Requirements:
Repeat every line of the data exactly, but not the pictures.

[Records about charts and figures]
** begin **
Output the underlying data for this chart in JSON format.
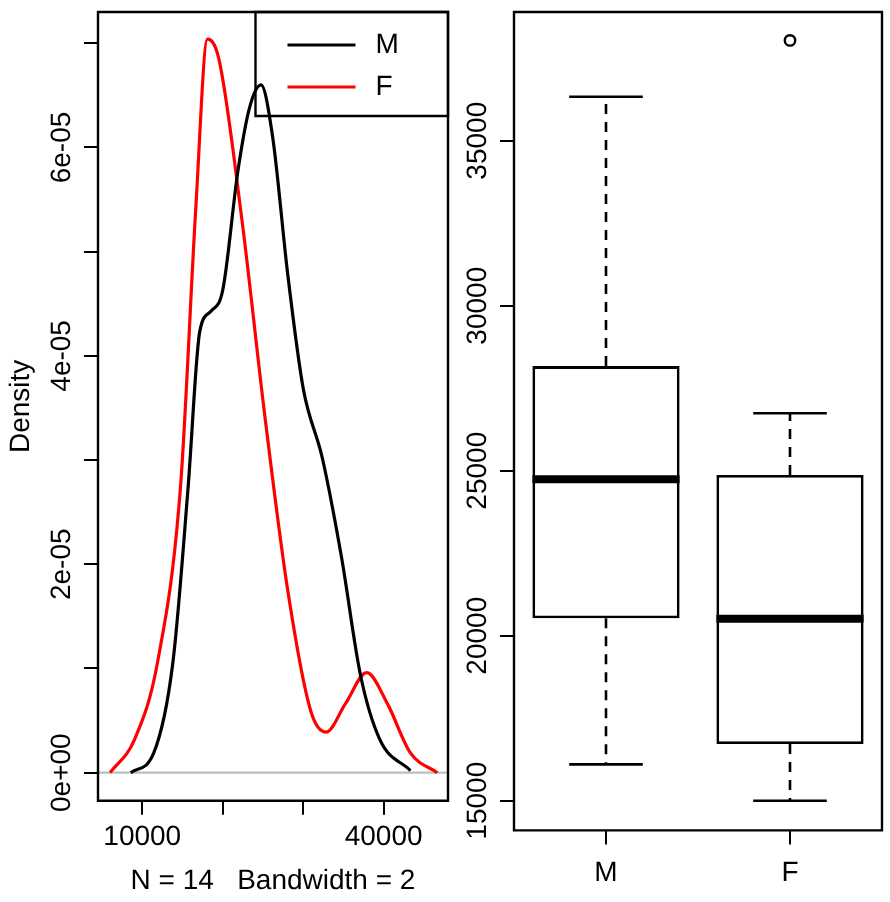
{
  "chart_data": [
    {
      "type": "line",
      "xlabel": "N = 14   Bandwidth = 2",
      "ylabel": "Density",
      "legend": "top right",
      "grid": false,
      "xlim": [
        4500,
        48000
      ],
      "xticks": [
        10000,
        {
          "value": 20000,
          "label": null
        },
        {
          "value": 30000,
          "label": null
        },
        40000
      ],
      "ylim": [
        -2.7e-06,
        7.3e-05
      ],
      "yticks": [
        {
          "value": 0,
          "label": "0e+00"
        },
        {
          "value": 1e-05,
          "label": null
        },
        {
          "value": 2e-05,
          "label": "2e-05"
        },
        {
          "value": 3e-05,
          "label": null
        },
        {
          "value": 4e-05,
          "label": "4e-05"
        },
        {
          "value": 5e-05,
          "label": null
        },
        {
          "value": 6e-05,
          "label": "6e-05"
        },
        {
          "value": 7e-05,
          "label": null
        }
      ],
      "ref_lines": [
        {
          "axis": "y",
          "value": 0,
          "color": "#bebebe"
        }
      ],
      "series": [
        {
          "name": "M",
          "color": "#000000",
          "x": [
            8570,
            11430,
            13810,
            15710,
            17140,
            18570,
            20000,
            21900,
            23330,
            24760,
            26190,
            28100,
            30000,
            32380,
            34760,
            37140,
            39520,
            43330
          ],
          "values": [
            0,
            1.9e-06,
            1.06e-05,
            2.75e-05,
            4.23e-05,
            4.43e-05,
            4.63e-05,
            5.78e-05,
            6.38e-05,
            6.6e-05,
            6.11e-05,
            4.77e-05,
            3.69e-05,
            3.02e-05,
            2.07e-05,
            9.3e-06,
            3.2e-06,
            2e-07
          ]
        },
        {
          "name": "F",
          "color": "#ff0000",
          "x": [
            6000,
            9050,
            11900,
            14760,
            16670,
            18100,
            19520,
            22380,
            25240,
            28100,
            30950,
            32860,
            35240,
            37900,
            40480,
            43330,
            46670
          ],
          "values": [
            0,
            3.2e-06,
            1.06e-05,
            2.75e-05,
            5.44e-05,
            7.04e-05,
            6.85e-05,
            5.31e-05,
            3.42e-05,
            1.74e-05,
            5.9e-06,
            3.9e-06,
            6.6e-06,
            9.6e-06,
            6.6e-06,
            1.9e-06,
            0
          ]
        }
      ]
    },
    {
      "type": "box",
      "categories": [
        "M",
        "F"
      ],
      "grid": false,
      "ylim": [
        14100,
        38900
      ],
      "yticks": [
        15000,
        20000,
        25000,
        30000,
        35000
      ],
      "boxes": [
        {
          "low": 16100,
          "q1": 20530,
          "median": 24740,
          "q3": 28170,
          "high": 36330
        },
        {
          "low": 15000,
          "q1": 16720,
          "median": 20510,
          "q3": 24870,
          "high": 26740,
          "outliers": [
            38040
          ]
        }
      ]
    }
  ]
}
** end **
Exercise response:
Output the underlying data for this chart in JSON format.
{
  "chart_data": [
    {
      "type": "line",
      "xlabel": "N = 14   Bandwidth = 2",
      "ylabel": "Density",
      "legend": "top right",
      "grid": false,
      "xlim": [
        4500,
        48000
      ],
      "xticks": [
        10000,
        {
          "value": 20000,
          "label": null
        },
        {
          "value": 30000,
          "label": null
        },
        40000
      ],
      "ylim": [
        -2.7e-06,
        7.3e-05
      ],
      "yticks": [
        {
          "value": 0,
          "label": "0e+00"
        },
        {
          "value": 1e-05,
          "label": null
        },
        {
          "value": 2e-05,
          "label": "2e-05"
        },
        {
          "value": 3e-05,
          "label": null
        },
        {
          "value": 4e-05,
          "label": "4e-05"
        },
        {
          "value": 5e-05,
          "label": null
        },
        {
          "value": 6e-05,
          "label": "6e-05"
        },
        {
          "value": 7e-05,
          "label": null
        }
      ],
      "ref_lines": [
        {
          "axis": "y",
          "value": 0,
          "color": "#bebebe"
        }
      ],
      "series": [
        {
          "name": "M",
          "color": "#000000",
          "x": [
            8570,
            11430,
            13810,
            15710,
            17140,
            18570,
            20000,
            21900,
            23330,
            24760,
            26190,
            28100,
            30000,
            32380,
            34760,
            37140,
            39520,
            43330
          ],
          "values": [
            0,
            1.9e-06,
            1.06e-05,
            2.75e-05,
            4.23e-05,
            4.43e-05,
            4.63e-05,
            5.78e-05,
            6.38e-05,
            6.6e-05,
            6.11e-05,
            4.77e-05,
            3.69e-05,
            3.02e-05,
            2.07e-05,
            9.3e-06,
            3.2e-06,
            2e-07
          ]
        },
        {
          "name": "F",
          "color": "#ff0000",
          "x": [
            6000,
            9050,
            11900,
            14760,
            16670,
            18100,
            19520,
            22380,
            25240,
            28100,
            30950,
            32860,
            35240,
            37900,
            40480,
            43330,
            46670
          ],
          "values": [
            0,
            3.2e-06,
            1.06e-05,
            2.75e-05,
            5.44e-05,
            7.04e-05,
            6.85e-05,
            5.31e-05,
            3.42e-05,
            1.74e-05,
            5.9e-06,
            3.9e-06,
            6.6e-06,
            9.6e-06,
            6.6e-06,
            1.9e-06,
            0
          ]
        }
      ]
    },
    {
      "type": "box",
      "categories": [
        "M",
        "F"
      ],
      "grid": false,
      "ylim": [
        14100,
        38900
      ],
      "yticks": [
        15000,
        20000,
        25000,
        30000,
        35000
      ],
      "boxes": [
        {
          "low": 16100,
          "q1": 20530,
          "median": 24740,
          "q3": 28170,
          "high": 36330
        },
        {
          "low": 15000,
          "q1": 16720,
          "median": 20510,
          "q3": 24870,
          "high": 26740,
          "outliers": [
            38040
          ]
        }
      ]
    }
  ]
}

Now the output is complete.